::: Listed entries

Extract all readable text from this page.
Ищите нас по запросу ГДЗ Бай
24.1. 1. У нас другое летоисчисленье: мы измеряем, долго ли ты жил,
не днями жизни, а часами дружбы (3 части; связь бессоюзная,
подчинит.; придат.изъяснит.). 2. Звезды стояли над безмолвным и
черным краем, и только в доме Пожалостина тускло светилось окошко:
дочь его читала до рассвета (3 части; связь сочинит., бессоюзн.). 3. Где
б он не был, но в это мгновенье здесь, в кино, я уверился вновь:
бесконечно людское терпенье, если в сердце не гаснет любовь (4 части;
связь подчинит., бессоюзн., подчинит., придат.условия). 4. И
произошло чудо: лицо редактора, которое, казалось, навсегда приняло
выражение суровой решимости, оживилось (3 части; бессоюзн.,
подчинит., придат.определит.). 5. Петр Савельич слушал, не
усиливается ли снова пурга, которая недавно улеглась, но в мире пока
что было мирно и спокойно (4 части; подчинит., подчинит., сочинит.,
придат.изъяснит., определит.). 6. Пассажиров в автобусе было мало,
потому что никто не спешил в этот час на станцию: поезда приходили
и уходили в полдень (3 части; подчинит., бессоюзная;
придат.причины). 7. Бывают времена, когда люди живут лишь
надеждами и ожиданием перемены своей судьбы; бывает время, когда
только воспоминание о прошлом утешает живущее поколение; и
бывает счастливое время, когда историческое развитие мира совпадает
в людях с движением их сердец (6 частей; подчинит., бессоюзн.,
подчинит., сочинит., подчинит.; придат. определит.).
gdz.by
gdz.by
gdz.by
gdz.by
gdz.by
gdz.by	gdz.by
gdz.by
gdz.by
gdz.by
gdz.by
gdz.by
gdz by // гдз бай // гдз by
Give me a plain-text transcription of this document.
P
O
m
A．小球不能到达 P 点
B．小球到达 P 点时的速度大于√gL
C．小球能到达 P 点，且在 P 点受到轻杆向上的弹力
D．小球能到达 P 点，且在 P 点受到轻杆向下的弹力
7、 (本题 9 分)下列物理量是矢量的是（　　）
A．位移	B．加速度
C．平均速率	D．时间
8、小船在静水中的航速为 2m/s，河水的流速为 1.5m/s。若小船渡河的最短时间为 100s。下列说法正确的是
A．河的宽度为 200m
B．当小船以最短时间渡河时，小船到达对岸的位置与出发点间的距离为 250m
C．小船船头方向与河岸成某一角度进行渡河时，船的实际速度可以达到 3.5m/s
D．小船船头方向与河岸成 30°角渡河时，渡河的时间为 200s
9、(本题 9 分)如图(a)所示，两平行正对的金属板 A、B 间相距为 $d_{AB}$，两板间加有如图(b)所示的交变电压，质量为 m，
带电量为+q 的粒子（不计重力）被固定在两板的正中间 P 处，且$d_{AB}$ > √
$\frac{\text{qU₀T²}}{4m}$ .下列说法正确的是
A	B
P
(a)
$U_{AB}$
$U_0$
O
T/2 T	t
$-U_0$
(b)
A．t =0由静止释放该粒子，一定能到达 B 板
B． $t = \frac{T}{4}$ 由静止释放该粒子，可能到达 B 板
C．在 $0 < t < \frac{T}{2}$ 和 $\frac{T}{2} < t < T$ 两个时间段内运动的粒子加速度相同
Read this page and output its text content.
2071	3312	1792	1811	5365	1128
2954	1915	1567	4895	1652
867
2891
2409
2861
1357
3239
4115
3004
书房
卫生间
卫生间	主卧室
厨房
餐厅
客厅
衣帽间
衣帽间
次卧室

::::::

* [What needs to be done]:
Copy each line of the listing that includes "придат".

* [Response to this exercise]:
подчинит.; придат.изъяснит.). 2. Звезды стояли над безмолвным и
связь подчинит., бессоюзн., подчинит., придат.условия). 4. И
подчинит., придат.определит.). 5. Петр Савельич слушал, не
придат.изъяснит., определит.). 6. Пассажиров в автобусе было мало,
придат.причины). 7. Бывают времена, когда люди живут лишь
подчинит., сочинит., подчинит.; придат. определит.).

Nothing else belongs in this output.